Records
·····

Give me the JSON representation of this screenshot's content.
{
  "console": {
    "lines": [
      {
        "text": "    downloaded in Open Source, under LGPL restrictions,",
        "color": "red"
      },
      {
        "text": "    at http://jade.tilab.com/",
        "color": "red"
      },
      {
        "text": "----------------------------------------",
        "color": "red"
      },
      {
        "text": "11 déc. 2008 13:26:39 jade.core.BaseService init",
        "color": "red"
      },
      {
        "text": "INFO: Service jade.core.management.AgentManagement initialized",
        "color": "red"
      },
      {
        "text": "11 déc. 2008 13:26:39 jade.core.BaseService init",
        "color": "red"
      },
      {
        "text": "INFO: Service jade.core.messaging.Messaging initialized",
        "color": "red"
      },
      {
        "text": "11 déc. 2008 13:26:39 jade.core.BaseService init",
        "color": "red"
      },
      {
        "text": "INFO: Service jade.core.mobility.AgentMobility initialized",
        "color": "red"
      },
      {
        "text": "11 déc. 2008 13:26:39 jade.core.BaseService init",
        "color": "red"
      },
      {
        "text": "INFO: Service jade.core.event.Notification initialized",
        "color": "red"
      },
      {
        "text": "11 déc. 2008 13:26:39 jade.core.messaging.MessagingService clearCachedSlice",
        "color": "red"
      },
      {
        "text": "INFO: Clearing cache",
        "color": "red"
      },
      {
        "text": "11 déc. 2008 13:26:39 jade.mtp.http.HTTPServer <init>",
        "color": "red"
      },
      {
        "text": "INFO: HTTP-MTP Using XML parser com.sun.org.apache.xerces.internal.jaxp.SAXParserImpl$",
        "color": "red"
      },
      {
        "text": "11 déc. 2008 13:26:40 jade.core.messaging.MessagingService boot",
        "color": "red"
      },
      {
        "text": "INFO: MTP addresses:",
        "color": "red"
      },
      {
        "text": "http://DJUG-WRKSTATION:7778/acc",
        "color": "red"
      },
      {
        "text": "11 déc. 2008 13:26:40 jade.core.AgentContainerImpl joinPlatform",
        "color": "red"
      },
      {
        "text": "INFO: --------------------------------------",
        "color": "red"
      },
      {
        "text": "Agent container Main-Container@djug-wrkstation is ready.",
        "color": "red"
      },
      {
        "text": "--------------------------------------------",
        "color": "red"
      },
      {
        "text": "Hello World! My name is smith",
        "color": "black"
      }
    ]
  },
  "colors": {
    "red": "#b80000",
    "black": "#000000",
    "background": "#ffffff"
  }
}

·····

--- WHAT YOU WILL DO ---
Every record should be repeated exactly; please leave none out.

--- RESPONSE ---
Give me the JSON representation of this screenshot's content.
{
  "console": {
    "lines": [
      {
        "text": "    downloaded in Open Source, under LGPL restrictions,",
        "color": "red"
      },
      {
        "text": "    at http://jade.tilab.com/",
        "color": "red"
      },
      {
        "text": "----------------------------------------",
        "color": "red"
      },
      {
        "text": "11 déc. 2008 13:26:39 jade.core.BaseService init",
        "color": "red"
      },
      {
        "text": "INFO: Service jade.core.management.AgentManagement initialized",
        "color": "red"
      },
      {
        "text": "11 déc. 2008 13:26:39 jade.core.BaseService init",
        "color": "red"
      },
      {
        "text": "INFO: Service jade.core.messaging.Messaging initialized",
        "color": "red"
      },
      {
        "text": "11 déc. 2008 13:26:39 jade.core.BaseService init",
        "color": "red"
      },
      {
        "text": "INFO: Service jade.core.mobility.AgentMobility initialized",
        "color": "red"
      },
      {
        "text": "11 déc. 2008 13:26:39 jade.core.BaseService init",
        "color": "red"
      },
      {
        "text": "INFO: Service jade.core.event.Notification initialized",
        "color": "red"
      },
      {
        "text": "11 déc. 2008 13:26:39 jade.core.messaging.MessagingService clearCachedSlice",
        "color": "red"
      },
      {
        "text": "INFO: Clearing cache",
        "color": "red"
      },
      {
        "text": "11 déc. 2008 13:26:39 jade.mtp.http.HTTPServer <init>",
        "color": "red"
      },
      {
        "text": "INFO: HTTP-MTP Using XML parser com.sun.org.apache.xerces.internal.jaxp.SAXParserImpl$",
        "color": "red"
      },
      {
        "text": "11 déc. 2008 13:26:40 jade.core.messaging.MessagingService boot",
        "color": "red"
      },
      {
        "text": "INFO: MTP addresses:",
        "color": "red"
      },
      {
        "text": "http://DJUG-WRKSTATION:7778/acc",
        "color": "red"
      },
      {
        "text": "11 déc. 2008 13:26:40 jade.core.AgentContainerImpl joinPlatform",
        "color": "red"
      },
      {
        "text": "INFO: --------------------------------------",
        "color": "red"
      },
      {
        "text": "Agent container Main-Container@djug-wrkstation is ready.",
        "color": "red"
      },
      {
        "text": "--------------------------------------------",
        "color": "red"
      },
      {
        "text": "Hello World! My name is smith",
        "color": "black"
      }
    ]
  },
  "colors": {
    "red": "#b80000",
    "black": "#000000",
    "background": "#ffffff"
  }
}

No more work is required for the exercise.